DIRECTIONS:
Count how many lines hold the word "html" and give that number as the whole answer.

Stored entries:
···

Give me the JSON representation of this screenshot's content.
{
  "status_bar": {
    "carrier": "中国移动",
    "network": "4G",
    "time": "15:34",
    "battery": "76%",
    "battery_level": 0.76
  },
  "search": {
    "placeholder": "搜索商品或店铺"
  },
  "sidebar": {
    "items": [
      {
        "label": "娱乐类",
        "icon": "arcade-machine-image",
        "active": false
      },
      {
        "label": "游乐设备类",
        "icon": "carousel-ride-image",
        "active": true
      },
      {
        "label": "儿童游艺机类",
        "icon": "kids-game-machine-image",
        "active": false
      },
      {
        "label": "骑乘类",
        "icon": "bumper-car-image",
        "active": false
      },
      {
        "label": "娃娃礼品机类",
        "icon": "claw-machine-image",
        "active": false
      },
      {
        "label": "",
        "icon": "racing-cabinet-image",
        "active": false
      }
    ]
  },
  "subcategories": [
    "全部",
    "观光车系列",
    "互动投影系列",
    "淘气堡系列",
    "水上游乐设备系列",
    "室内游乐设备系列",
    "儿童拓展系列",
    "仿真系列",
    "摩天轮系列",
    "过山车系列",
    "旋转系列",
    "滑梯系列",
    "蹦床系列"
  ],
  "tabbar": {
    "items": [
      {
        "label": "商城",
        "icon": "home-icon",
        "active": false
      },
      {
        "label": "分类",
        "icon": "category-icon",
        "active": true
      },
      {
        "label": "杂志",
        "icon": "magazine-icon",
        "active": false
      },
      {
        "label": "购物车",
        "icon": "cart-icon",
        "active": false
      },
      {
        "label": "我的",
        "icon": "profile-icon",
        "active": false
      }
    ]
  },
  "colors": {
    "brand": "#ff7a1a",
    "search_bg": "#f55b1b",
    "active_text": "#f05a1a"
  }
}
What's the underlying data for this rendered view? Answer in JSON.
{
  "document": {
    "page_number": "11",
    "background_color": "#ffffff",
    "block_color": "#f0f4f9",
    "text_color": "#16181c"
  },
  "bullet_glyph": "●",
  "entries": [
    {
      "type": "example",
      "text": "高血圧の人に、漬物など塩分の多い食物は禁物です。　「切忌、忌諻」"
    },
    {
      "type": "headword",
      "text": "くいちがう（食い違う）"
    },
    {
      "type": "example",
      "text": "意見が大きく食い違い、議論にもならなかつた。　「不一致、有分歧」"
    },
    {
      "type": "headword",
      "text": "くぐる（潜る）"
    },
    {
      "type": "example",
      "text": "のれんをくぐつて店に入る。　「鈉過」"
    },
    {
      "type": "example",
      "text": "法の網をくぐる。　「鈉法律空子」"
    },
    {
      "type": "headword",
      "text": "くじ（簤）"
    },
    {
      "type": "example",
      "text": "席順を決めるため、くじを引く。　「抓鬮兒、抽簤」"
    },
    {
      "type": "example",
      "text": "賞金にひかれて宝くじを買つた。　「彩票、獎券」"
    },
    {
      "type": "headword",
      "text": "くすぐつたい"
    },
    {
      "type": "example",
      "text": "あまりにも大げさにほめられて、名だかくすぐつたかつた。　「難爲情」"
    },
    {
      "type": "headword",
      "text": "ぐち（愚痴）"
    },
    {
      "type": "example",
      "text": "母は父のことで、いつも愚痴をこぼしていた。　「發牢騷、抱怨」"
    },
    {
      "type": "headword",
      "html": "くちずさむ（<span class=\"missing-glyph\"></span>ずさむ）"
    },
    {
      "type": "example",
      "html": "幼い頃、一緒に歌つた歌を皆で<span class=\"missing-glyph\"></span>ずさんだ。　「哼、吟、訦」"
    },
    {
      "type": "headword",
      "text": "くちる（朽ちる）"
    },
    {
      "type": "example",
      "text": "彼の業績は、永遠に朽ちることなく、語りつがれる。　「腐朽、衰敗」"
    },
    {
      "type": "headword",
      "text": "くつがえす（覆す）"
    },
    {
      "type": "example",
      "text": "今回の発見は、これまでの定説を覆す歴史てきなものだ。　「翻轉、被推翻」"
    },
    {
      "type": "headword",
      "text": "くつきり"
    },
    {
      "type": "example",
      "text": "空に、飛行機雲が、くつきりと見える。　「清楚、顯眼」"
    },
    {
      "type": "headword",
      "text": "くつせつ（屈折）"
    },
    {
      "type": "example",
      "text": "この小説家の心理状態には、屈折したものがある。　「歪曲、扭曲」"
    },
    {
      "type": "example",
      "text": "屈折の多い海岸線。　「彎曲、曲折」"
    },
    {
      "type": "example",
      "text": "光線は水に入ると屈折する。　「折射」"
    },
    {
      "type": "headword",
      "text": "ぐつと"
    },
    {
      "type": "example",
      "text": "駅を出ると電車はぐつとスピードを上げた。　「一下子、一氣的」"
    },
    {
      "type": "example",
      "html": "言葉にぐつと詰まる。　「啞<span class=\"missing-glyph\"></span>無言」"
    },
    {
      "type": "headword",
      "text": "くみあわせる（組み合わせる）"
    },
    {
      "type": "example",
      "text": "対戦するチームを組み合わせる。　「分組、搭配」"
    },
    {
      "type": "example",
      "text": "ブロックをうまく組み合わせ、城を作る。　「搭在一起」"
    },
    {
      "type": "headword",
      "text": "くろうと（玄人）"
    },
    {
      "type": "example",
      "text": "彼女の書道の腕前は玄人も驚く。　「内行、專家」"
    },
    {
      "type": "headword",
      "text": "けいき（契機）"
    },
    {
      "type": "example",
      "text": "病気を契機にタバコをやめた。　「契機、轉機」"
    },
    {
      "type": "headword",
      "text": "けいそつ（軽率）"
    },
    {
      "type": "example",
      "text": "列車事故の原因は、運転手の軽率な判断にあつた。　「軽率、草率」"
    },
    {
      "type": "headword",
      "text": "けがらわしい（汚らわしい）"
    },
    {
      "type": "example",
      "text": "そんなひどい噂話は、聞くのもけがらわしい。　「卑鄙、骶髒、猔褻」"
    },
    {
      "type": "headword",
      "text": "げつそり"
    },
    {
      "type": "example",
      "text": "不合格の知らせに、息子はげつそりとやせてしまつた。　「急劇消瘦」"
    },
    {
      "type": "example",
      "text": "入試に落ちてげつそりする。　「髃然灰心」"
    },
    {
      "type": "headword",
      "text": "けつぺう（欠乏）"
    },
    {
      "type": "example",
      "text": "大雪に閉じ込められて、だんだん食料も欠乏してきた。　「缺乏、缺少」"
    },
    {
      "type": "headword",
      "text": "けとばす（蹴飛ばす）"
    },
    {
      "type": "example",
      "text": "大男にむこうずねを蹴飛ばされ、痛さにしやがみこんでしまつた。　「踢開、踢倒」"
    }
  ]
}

···

RESPONSE BELOW:
3